-- Aim --
Scan the material that follows. Copy every line containing the word "transport".

* Begin *

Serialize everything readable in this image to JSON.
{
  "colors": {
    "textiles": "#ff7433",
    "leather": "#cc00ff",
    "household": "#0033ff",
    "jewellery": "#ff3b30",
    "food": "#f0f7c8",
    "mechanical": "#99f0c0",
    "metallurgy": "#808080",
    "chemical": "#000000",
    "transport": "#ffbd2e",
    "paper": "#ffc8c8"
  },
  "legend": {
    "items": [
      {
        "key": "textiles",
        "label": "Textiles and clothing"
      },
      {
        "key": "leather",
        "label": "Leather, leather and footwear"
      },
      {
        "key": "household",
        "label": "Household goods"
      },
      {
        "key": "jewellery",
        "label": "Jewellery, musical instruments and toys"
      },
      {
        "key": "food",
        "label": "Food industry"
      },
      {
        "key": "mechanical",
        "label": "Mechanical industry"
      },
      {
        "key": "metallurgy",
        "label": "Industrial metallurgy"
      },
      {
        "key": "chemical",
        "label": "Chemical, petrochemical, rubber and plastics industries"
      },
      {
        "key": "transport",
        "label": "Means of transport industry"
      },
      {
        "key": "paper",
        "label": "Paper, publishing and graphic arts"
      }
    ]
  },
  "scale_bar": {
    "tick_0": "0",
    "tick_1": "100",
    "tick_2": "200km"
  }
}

* End *
* Begin *

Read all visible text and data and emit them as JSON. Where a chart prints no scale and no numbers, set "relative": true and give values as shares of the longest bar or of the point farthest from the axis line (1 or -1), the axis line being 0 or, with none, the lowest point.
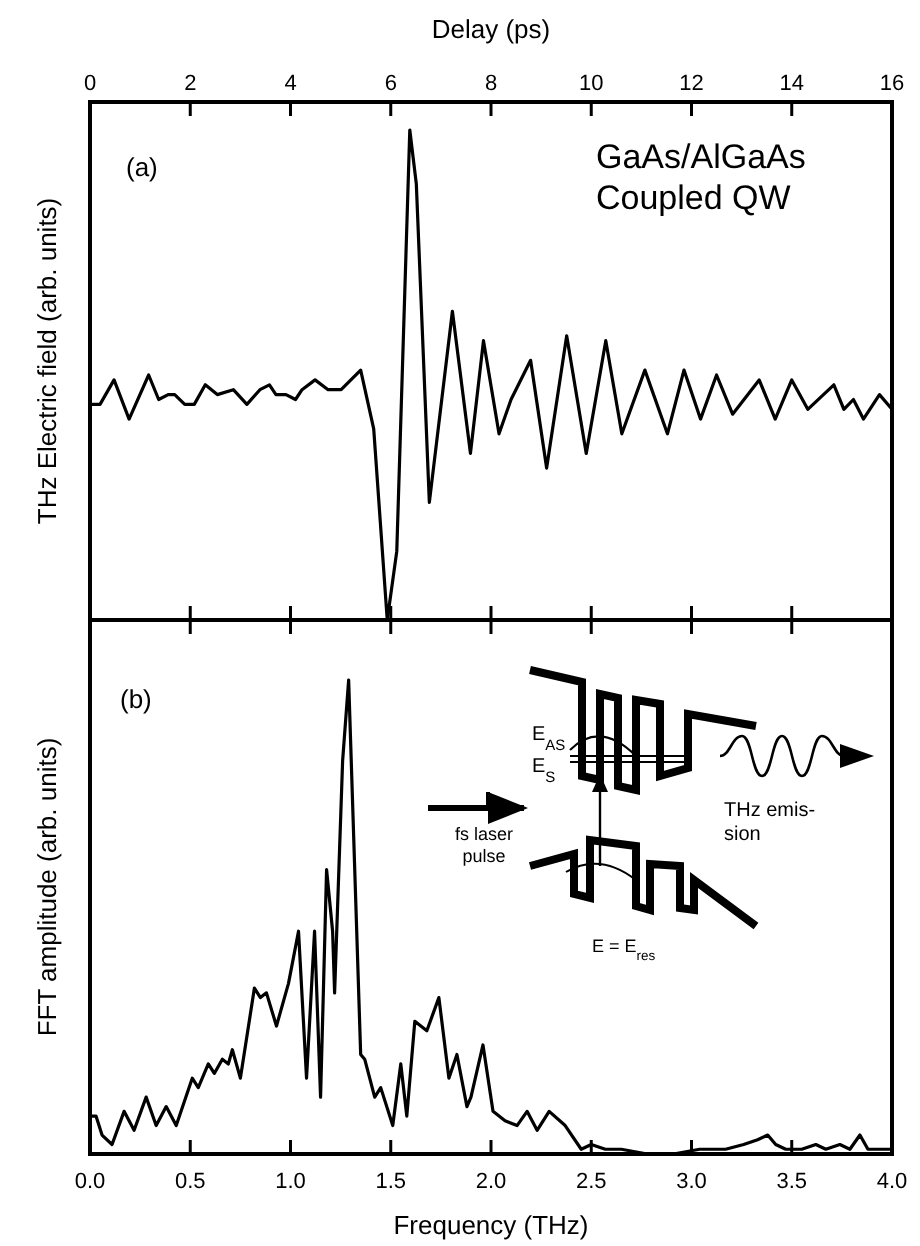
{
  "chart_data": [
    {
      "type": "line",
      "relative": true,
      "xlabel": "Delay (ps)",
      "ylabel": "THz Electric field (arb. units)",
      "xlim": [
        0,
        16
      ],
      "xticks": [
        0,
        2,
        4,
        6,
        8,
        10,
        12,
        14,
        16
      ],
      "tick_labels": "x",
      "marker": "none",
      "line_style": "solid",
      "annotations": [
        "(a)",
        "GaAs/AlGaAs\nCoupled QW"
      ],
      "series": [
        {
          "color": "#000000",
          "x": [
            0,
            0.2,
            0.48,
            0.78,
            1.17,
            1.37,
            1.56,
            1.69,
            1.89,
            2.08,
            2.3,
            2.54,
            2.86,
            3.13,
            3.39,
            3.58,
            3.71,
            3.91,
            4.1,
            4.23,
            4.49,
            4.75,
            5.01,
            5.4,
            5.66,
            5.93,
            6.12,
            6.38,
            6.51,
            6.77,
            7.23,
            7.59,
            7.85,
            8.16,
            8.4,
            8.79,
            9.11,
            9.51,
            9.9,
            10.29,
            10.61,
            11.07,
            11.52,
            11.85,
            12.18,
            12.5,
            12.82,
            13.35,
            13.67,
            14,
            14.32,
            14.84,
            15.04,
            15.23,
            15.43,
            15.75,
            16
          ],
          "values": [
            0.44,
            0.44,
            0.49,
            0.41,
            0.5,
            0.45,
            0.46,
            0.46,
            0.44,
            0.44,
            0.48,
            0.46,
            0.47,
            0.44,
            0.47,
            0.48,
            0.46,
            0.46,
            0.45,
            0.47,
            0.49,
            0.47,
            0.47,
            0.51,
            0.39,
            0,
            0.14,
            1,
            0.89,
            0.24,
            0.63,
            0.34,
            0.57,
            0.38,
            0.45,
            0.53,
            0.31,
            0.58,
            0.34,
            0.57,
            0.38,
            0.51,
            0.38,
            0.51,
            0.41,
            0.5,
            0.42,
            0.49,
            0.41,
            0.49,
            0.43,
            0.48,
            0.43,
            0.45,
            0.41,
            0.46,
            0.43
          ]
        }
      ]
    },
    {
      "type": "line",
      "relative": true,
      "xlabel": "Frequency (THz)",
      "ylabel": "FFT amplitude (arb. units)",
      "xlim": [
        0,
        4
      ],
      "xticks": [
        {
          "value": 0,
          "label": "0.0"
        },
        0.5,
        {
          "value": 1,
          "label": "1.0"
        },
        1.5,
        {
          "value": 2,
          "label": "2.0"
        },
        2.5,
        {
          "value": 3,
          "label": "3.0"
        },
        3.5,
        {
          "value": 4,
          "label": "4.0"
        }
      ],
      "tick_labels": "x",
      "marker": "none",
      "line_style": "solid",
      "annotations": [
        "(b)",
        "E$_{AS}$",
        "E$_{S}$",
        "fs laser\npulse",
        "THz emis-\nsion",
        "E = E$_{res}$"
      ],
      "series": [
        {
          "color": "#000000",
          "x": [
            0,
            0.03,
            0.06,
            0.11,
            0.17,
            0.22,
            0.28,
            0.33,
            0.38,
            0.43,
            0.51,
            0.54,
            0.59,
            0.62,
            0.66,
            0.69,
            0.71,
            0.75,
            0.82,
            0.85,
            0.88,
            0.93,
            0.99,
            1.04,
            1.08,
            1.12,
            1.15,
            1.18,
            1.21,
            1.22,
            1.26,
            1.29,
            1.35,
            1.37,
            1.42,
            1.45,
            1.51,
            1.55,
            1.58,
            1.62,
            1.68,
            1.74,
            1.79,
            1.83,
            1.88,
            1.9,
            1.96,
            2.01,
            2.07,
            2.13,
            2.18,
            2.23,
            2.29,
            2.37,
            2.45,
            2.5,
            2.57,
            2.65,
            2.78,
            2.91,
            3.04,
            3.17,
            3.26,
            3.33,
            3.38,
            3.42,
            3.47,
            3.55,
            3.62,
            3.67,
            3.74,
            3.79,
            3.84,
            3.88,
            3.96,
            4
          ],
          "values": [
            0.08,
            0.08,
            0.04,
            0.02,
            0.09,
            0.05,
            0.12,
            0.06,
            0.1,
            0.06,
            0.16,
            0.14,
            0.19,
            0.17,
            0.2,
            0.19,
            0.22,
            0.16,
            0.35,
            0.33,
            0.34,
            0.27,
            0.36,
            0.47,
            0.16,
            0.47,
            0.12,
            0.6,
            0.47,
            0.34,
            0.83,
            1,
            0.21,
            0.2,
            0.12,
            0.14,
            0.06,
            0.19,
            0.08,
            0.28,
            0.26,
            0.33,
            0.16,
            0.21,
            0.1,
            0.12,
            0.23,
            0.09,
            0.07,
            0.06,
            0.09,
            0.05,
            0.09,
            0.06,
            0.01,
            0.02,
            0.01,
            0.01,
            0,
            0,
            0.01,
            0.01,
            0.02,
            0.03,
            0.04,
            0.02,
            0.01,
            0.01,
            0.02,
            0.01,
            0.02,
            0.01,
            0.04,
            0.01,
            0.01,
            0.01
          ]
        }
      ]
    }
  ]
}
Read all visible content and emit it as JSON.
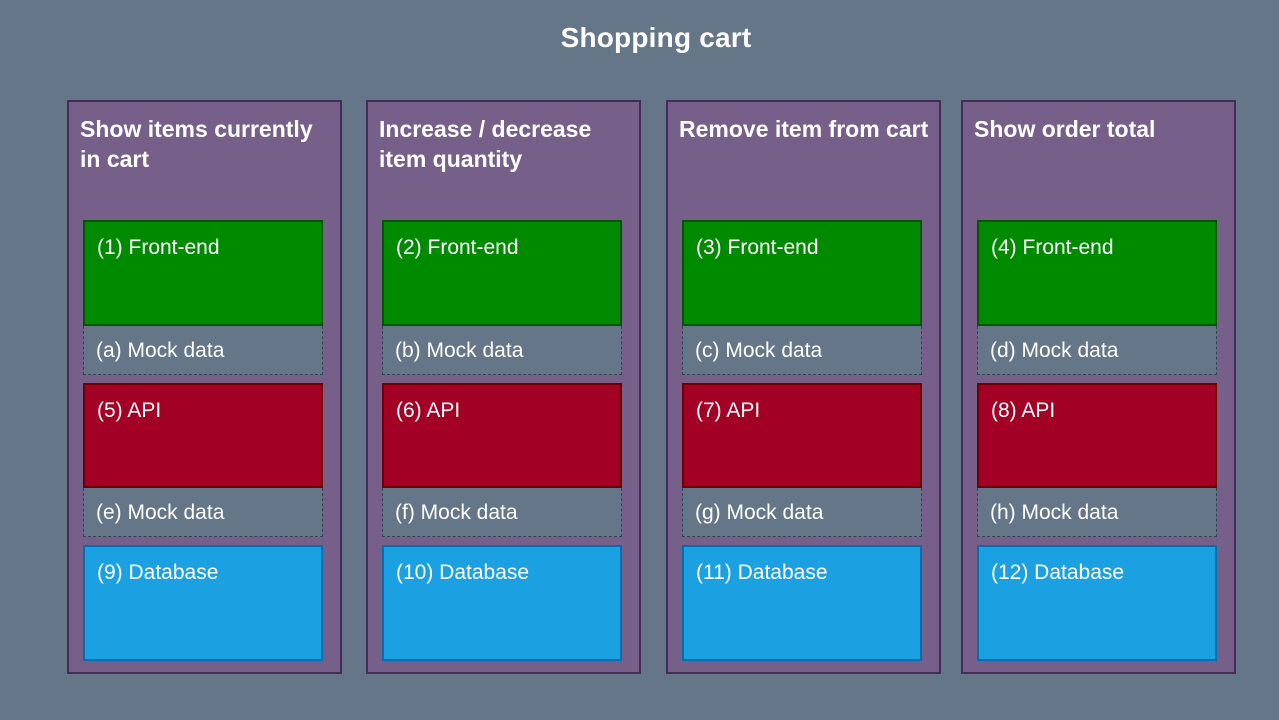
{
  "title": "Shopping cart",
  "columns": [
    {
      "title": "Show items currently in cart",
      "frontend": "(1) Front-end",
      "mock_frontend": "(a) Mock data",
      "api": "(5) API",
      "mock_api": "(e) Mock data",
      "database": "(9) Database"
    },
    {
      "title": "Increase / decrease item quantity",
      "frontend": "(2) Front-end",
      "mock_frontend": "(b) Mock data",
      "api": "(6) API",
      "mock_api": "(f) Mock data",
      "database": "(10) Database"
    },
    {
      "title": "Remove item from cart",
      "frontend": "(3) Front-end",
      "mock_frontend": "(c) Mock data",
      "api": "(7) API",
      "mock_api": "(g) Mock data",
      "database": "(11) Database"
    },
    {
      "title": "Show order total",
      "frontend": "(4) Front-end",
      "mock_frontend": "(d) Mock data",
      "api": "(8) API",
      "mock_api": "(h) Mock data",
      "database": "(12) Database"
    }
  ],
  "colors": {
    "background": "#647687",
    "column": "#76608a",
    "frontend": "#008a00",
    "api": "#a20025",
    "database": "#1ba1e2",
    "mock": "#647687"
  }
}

* End *
* Begin *

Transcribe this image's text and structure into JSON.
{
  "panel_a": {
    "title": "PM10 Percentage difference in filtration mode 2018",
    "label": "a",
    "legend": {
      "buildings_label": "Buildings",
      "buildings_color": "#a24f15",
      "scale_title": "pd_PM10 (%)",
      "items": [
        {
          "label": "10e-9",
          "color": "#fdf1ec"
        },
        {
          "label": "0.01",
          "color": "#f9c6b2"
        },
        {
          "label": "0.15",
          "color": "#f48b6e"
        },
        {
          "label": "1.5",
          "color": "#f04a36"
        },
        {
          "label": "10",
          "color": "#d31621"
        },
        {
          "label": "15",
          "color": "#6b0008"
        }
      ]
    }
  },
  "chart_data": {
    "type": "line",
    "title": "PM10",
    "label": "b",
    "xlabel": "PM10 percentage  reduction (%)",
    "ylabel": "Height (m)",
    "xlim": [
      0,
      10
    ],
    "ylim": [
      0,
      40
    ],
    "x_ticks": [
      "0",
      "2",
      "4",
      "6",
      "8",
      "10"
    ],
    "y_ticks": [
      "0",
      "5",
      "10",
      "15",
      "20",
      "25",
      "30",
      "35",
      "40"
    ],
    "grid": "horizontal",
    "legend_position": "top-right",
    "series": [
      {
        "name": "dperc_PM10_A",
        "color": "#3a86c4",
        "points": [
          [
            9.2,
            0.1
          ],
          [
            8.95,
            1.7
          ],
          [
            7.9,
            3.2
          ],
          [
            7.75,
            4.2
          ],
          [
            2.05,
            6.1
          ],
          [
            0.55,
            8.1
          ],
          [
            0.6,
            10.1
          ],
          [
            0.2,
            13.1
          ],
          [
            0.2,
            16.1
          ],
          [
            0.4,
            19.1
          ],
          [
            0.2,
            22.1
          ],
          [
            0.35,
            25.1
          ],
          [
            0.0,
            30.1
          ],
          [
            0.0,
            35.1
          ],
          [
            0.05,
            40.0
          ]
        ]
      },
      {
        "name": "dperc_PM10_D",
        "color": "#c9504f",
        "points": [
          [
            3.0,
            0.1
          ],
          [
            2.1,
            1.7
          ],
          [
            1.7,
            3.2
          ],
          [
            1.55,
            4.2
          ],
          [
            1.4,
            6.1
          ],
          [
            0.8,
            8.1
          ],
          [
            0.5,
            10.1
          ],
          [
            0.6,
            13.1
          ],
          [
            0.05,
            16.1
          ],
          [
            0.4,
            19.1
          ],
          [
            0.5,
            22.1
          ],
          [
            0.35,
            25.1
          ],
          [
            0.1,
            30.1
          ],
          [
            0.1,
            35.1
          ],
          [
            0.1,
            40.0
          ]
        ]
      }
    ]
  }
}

* End *

-- Task result --
    "transport": "#ffbd2e",
        "key": "transport",
        "label": "Means of transport industry"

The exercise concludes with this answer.